> [Requirements]: The records below must be retyped exactly.

◇ ◇ ◇ ◇ ◇ ◇ ◇

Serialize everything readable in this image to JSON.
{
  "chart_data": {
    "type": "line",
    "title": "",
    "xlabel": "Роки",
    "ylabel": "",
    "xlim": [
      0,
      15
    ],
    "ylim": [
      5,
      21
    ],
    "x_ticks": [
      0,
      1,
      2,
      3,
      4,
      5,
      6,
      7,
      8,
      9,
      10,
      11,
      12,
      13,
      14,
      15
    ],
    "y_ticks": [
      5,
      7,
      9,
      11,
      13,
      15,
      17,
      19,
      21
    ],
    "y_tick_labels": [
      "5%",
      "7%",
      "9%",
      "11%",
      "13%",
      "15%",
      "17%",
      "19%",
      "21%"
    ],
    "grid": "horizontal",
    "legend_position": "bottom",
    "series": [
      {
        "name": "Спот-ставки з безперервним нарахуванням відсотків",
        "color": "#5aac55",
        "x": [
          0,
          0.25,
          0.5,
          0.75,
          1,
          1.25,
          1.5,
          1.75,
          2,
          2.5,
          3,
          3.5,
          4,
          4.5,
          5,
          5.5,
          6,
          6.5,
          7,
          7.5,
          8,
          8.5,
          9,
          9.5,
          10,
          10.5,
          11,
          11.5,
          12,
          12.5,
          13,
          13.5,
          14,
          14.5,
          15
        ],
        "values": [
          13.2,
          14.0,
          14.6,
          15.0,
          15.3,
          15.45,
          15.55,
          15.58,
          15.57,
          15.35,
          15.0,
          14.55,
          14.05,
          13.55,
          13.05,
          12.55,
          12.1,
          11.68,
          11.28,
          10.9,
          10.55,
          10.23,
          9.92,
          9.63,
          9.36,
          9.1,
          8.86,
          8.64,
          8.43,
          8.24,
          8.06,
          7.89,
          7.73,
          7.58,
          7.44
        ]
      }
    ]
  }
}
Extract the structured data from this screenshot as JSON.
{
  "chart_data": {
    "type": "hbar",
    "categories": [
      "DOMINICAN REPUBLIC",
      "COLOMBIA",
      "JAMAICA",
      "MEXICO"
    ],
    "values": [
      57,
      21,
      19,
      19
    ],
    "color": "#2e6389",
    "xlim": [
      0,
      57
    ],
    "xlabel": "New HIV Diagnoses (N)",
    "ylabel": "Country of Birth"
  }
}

◇ ◇ ◇ ◇ ◇ ◇ ◇

> [Complete response]:
Serialize everything readable in this image to JSON.
{
  "chart_data": {
    "type": "line",
    "title": "",
    "xlabel": "Роки",
    "ylabel": "",
    "xlim": [
      0,
      15
    ],
    "ylim": [
      5,
      21
    ],
    "x_ticks": [
      0,
      1,
      2,
      3,
      4,
      5,
      6,
      7,
      8,
      9,
      10,
      11,
      12,
      13,
      14,
      15
    ],
    "y_ticks": [
      5,
      7,
      9,
      11,
      13,
      15,
      17,
      19,
      21
    ],
    "y_tick_labels": [
      "5%",
      "7%",
      "9%",
      "11%",
      "13%",
      "15%",
      "17%",
      "19%",
      "21%"
    ],
    "grid": "horizontal",
    "legend_position": "bottom",
    "series": [
      {
        "name": "Спот-ставки з безперервним нарахуванням відсотків",
        "color": "#5aac55",
        "x": [
          0,
          0.25,
          0.5,
          0.75,
          1,
          1.25,
          1.5,
          1.75,
          2,
          2.5,
          3,
          3.5,
          4,
          4.5,
          5,
          5.5,
          6,
          6.5,
          7,
          7.5,
          8,
          8.5,
          9,
          9.5,
          10,
          10.5,
          11,
          11.5,
          12,
          12.5,
          13,
          13.5,
          14,
          14.5,
          15
        ],
        "values": [
          13.2,
          14.0,
          14.6,
          15.0,
          15.3,
          15.45,
          15.55,
          15.58,
          15.57,
          15.35,
          15.0,
          14.55,
          14.05,
          13.55,
          13.05,
          12.55,
          12.1,
          11.68,
          11.28,
          10.9,
          10.55,
          10.23,
          9.92,
          9.63,
          9.36,
          9.1,
          8.86,
          8.64,
          8.43,
          8.24,
          8.06,
          7.89,
          7.73,
          7.58,
          7.44
        ]
      }
    ]
  }
}
Extract the structured data from this screenshot as JSON.
{
  "chart_data": {
    "type": "hbar",
    "categories": [
      "DOMINICAN REPUBLIC",
      "COLOMBIA",
      "JAMAICA",
      "MEXICO"
    ],
    "values": [
      57,
      21,
      19,
      19
    ],
    "color": "#2e6389",
    "xlim": [
      0,
      57
    ],
    "xlabel": "New HIV Diagnoses (N)",
    "ylabel": "Country of Birth"
  }
}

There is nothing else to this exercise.